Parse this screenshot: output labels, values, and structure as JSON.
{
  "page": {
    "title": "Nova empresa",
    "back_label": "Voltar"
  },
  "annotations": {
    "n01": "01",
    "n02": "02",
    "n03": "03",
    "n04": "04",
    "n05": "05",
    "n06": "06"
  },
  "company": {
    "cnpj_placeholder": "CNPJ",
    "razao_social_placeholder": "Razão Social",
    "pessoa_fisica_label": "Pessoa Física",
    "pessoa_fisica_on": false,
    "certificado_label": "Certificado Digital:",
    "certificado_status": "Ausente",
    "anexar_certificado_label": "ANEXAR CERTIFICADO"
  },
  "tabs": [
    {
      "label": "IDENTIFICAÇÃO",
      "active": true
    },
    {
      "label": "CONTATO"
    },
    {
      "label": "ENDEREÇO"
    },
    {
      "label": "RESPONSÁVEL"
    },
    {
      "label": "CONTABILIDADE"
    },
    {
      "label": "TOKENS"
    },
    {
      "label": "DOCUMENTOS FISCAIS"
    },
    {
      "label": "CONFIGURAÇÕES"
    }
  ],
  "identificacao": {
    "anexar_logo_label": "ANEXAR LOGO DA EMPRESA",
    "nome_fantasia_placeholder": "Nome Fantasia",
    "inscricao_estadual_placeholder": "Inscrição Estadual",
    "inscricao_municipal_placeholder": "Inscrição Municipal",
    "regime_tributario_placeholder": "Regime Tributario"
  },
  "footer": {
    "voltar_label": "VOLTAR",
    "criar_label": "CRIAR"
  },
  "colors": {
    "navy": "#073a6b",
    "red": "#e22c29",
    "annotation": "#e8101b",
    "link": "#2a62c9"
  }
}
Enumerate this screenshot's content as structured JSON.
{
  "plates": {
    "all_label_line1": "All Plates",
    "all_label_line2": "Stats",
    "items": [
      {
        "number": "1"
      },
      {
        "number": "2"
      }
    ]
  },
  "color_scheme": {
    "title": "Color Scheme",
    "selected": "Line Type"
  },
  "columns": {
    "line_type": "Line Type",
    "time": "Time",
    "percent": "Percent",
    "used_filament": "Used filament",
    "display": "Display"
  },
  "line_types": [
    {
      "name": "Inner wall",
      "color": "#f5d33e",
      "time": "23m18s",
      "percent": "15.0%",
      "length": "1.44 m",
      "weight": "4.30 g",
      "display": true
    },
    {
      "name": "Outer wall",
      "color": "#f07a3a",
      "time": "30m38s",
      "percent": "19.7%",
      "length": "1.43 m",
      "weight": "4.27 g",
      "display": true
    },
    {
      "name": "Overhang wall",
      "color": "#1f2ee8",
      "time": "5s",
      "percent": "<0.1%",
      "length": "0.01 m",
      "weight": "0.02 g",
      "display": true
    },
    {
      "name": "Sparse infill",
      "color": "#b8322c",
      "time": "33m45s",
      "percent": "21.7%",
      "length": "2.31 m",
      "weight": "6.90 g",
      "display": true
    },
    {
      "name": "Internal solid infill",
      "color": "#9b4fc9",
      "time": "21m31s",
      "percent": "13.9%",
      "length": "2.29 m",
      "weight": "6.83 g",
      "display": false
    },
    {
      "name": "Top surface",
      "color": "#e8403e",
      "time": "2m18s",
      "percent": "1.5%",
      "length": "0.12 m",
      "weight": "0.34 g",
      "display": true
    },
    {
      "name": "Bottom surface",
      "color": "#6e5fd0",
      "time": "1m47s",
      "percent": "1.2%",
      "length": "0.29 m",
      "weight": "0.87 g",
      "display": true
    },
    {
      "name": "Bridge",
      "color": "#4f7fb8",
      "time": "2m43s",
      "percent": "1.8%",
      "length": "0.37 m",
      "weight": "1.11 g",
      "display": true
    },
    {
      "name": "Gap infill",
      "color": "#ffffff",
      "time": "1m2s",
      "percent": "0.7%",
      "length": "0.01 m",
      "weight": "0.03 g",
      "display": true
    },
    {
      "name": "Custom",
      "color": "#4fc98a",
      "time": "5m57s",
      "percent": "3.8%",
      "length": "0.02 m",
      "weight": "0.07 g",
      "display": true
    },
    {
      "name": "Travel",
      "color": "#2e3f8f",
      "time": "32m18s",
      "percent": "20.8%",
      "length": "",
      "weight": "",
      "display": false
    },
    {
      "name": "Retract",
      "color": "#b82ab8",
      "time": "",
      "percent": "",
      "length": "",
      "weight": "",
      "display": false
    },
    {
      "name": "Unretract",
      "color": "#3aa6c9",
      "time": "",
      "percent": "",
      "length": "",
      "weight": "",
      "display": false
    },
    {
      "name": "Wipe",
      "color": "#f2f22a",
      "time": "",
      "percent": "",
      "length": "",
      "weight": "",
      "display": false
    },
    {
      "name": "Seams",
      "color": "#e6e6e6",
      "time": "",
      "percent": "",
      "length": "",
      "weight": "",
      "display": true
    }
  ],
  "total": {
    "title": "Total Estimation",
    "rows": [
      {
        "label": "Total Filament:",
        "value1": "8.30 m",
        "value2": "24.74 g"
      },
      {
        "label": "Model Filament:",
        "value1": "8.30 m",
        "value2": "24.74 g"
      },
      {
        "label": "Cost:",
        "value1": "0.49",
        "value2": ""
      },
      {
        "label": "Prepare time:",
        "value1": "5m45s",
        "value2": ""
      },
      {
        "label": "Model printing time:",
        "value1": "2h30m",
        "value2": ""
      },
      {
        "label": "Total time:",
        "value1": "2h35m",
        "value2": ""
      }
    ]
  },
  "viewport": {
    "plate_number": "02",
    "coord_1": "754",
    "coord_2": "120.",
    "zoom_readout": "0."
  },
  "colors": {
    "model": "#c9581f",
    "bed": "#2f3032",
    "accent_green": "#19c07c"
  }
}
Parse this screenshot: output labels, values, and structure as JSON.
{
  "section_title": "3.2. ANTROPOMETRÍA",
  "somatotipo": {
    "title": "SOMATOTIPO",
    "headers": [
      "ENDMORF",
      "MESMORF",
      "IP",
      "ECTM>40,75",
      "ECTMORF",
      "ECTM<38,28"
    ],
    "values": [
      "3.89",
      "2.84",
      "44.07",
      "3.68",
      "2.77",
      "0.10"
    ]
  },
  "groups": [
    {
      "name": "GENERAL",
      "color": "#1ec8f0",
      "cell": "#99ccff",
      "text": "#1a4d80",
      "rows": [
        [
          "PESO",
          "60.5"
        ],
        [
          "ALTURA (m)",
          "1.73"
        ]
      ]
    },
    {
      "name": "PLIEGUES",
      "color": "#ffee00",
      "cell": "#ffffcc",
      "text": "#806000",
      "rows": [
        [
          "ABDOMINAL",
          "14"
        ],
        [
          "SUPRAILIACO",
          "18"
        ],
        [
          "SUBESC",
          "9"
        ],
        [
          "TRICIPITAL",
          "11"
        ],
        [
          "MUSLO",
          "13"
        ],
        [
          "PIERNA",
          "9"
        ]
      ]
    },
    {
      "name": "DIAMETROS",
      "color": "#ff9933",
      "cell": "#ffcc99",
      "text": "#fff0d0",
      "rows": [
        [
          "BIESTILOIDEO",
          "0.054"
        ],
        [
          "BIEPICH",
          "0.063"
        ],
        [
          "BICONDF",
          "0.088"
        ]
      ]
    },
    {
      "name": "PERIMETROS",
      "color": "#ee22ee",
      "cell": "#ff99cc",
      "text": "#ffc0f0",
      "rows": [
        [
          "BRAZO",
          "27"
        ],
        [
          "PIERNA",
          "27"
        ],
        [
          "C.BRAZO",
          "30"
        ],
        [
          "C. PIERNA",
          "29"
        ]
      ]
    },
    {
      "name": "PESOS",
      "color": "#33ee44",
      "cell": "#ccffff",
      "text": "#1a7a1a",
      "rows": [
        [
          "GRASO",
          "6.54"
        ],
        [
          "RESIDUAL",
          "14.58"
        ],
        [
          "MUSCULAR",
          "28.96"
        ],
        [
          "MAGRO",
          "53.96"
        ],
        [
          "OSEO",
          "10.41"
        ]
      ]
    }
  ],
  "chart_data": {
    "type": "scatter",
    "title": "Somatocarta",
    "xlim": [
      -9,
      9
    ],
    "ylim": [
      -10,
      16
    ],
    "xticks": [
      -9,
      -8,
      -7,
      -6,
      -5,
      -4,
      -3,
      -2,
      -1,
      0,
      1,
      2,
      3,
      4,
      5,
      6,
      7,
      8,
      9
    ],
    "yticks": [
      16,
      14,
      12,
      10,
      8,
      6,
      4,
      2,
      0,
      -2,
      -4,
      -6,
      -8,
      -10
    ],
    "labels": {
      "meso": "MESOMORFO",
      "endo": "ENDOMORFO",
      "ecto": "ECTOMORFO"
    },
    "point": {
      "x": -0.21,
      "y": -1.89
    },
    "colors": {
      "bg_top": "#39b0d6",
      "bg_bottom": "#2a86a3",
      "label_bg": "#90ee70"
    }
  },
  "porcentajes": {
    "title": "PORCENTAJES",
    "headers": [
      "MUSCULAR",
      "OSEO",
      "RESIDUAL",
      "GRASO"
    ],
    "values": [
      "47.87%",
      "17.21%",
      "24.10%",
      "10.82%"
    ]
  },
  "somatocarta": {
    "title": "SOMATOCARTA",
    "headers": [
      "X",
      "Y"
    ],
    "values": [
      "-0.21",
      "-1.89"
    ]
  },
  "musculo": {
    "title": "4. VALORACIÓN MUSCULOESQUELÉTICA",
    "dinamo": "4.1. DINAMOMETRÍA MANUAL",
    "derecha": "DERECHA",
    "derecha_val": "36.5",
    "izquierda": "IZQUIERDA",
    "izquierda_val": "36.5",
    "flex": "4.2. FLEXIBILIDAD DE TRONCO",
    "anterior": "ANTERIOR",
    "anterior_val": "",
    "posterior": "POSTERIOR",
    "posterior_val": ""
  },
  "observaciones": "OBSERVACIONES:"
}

| Written task |
Return from the data every line that holds "ANEXAR".

| Response to the exercise |
    "anexar_certificado_label": "ANEXAR CERTIFICADO"
    "anexar_logo_label": "ANEXAR LOGO DA EMPRESA",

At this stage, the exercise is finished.